Requirements
Transcribe the full listing exactly, and drop every picture.
## BEGIN Information shown
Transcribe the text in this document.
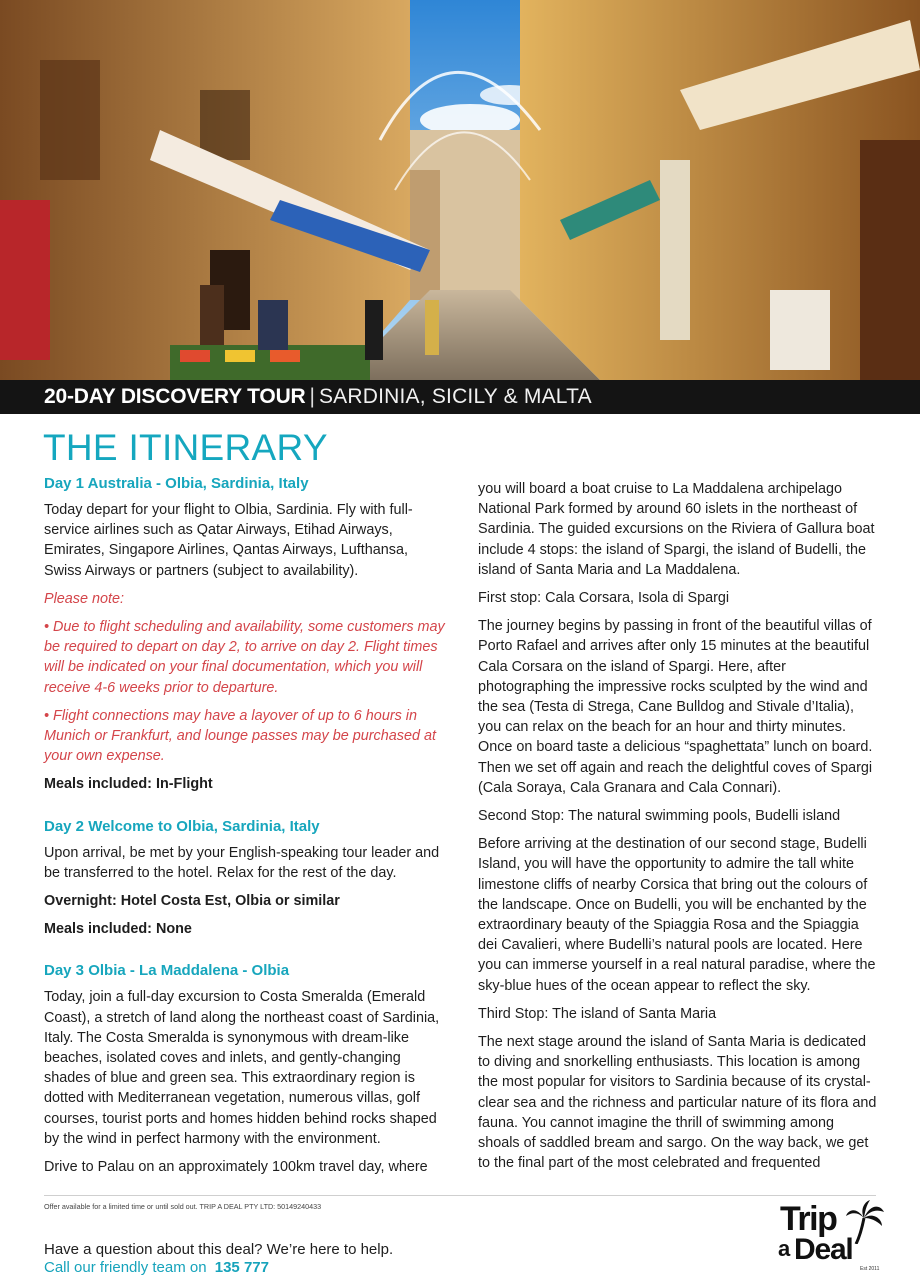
20-DAY DISCOVERY TOUR | SARDINIA, SICILY & MALTA
THE ITINERARY
Day 1 Australia - Olbia, Sardinia, Italy

Today depart for your flight to Olbia, Sardinia. Fly with full-service airlines such as Qatar Airways, Etihad Airways, Emirates, Singapore Airlines, Qantas Airways, Lufthansa, Swiss Airways or partners (subject to availability).

Please note:

• Due to flight scheduling and availability, some customers may be required to depart on day 2, to arrive on day 2. Flight times will be indicated on your final documentation, which you will receive 4-6 weeks prior to departure.

• Flight connections may have a layover of up to 6 hours in Munich or Frankfurt, and lounge passes may be purchased at your own expense.

Meals included: In-Flight

Day 2 Welcome to Olbia, Sardinia, Italy

Upon arrival, be met by your English-speaking tour leader and be transferred to the hotel. Relax for the rest of the day.

Overnight: Hotel Costa Est, Olbia or similar

Meals included: None

Day 3 Olbia - La Maddalena - Olbia

Today, join a full-day excursion to Costa Smeralda (Emerald Coast), a stretch of land along the northeast coast of Sardinia, Italy. The Costa Smeralda is synonymous with dream-like beaches, isolated coves and inlets, and gently-changing shades of blue and green sea. This extraordinary region is dotted with Mediterranean vegetation, numerous villas, golf courses, tourist ports and homes hidden behind rocks shaped by the wind in perfect harmony with the environment.

Drive to Palau on an approximately 100km travel day, where

you will board a boat cruise to La Maddalena archipelago National Park formed by around 60 islets in the northeast of Sardinia. The guided excursions on the Riviera of Gallura boat include 4 stops: the island of Spargi, the island of Budelli, the island of Santa Maria and La Maddalena.

First stop: Cala Corsara, Isola di Spargi

The journey begins by passing in front of the beautiful villas of Porto Rafael and arrives after only 15 minutes at the beautiful Cala Corsara on the island of Spargi. Here, after photographing the impressive rocks sculpted by the wind and the sea (Testa di Strega, Cane Bulldog and Stivale d’Italia), you can relax on the beach for an hour and thirty minutes. Once on board taste a delicious “spaghettata” lunch on board. Then we set off again and reach the delightful coves of Spargi (Cala Soraya, Cala Granara and Cala Connari).

Second Stop: The natural swimming pools, Budelli island

Before arriving at the destination of our second stage, Budelli Island, you will have the opportunity to admire the tall white limestone cliffs of nearby Corsica that bring out the colours of the landscape. Once on Budelli, you will be enchanted by the extraordinary beauty of the Spiaggia Rosa and the Spiaggia dei Cavalieri, where Budelli’s natural pools are located. Here you can immerse yourself in a real natural paradise, where the sky-blue hues of the ocean appear to reflect the sky.

Third Stop: The island of Santa Maria

The next stage around the island of Santa Maria is dedicated to diving and snorkelling enthusiasts. This location is among the most popular for visitors to Sardinia because of its crystal-clear sea and the richness and particular nature of its flora and fauna. You cannot imagine the thrill of swimming among shoals of saddled bream and sargo. On the way back, we get to the final part of the most celebrated and frequented

Offer available for a limited time or until sold out. TRIP A DEAL PTY LTD: 50149240433
Have a question about this deal? We’re here to help.
Call our friendly team on 135 777
Trip
a Deal
Est 2011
## END Information shown
Exercise solution
Transcribe the text in this document.
20-DAY DISCOVERY TOUR | SARDINIA, SICILY & MALTA
THE ITINERARY
Day 1 Australia - Olbia, Sardinia, Italy

Today depart for your flight to Olbia, Sardinia. Fly with full-service airlines such as Qatar Airways, Etihad Airways, Emirates, Singapore Airlines, Qantas Airways, Lufthansa, Swiss Airways or partners (subject to availability).

Please note:

• Due to flight scheduling and availability, some customers may be required to depart on day 2, to arrive on day 2. Flight times will be indicated on your final documentation, which you will receive 4-6 weeks prior to departure.

• Flight connections may have a layover of up to 6 hours in Munich or Frankfurt, and lounge passes may be purchased at your own expense.

Meals included: In-Flight

Day 2 Welcome to Olbia, Sardinia, Italy

Upon arrival, be met by your English-speaking tour leader and be transferred to the hotel. Relax for the rest of the day.

Overnight: Hotel Costa Est, Olbia or similar

Meals included: None

Day 3 Olbia - La Maddalena - Olbia

Today, join a full-day excursion to Costa Smeralda (Emerald Coast), a stretch of land along the northeast coast of Sardinia, Italy. The Costa Smeralda is synonymous with dream-like beaches, isolated coves and inlets, and gently-changing shades of blue and green sea. This extraordinary region is dotted with Mediterranean vegetation, numerous villas, golf courses, tourist ports and homes hidden behind rocks shaped by the wind in perfect harmony with the environment.

Drive to Palau on an approximately 100km travel day, where

you will board a boat cruise to La Maddalena archipelago National Park formed by around 60 islets in the northeast of Sardinia. The guided excursions on the Riviera of Gallura boat include 4 stops: the island of Spargi, the island of Budelli, the island of Santa Maria and La Maddalena.

First stop: Cala Corsara, Isola di Spargi

The journey begins by passing in front of the beautiful villas of Porto Rafael and arrives after only 15 minutes at the beautiful Cala Corsara on the island of Spargi. Here, after photographing the impressive rocks sculpted by the wind and the sea (Testa di Strega, Cane Bulldog and Stivale d’Italia), you can relax on the beach for an hour and thirty minutes. Once on board taste a delicious “spaghettata” lunch on board. Then we set off again and reach the delightful coves of Spargi (Cala Soraya, Cala Granara and Cala Connari).

Second Stop: The natural swimming pools, Budelli island

Before arriving at the destination of our second stage, Budelli Island, you will have the opportunity to admire the tall white limestone cliffs of nearby Corsica that bring out the colours of the landscape. Once on Budelli, you will be enchanted by the extraordinary beauty of the Spiaggia Rosa and the Spiaggia dei Cavalieri, where Budelli’s natural pools are located. Here you can immerse yourself in a real natural paradise, where the sky-blue hues of the ocean appear to reflect the sky.

Third Stop: The island of Santa Maria

The next stage around the island of Santa Maria is dedicated to diving and snorkelling enthusiasts. This location is among the most popular for visitors to Sardinia because of its crystal-clear sea and the richness and particular nature of its flora and fauna. You cannot imagine the thrill of swimming among shoals of saddled bream and sargo. On the way back, we get to the final part of the most celebrated and frequented

Offer available for a limited time or until sold out. TRIP A DEAL PTY LTD: 50149240433
Have a question about this deal? We’re here to help.
Call our friendly team on 135 777
Trip
a Deal
Est 2011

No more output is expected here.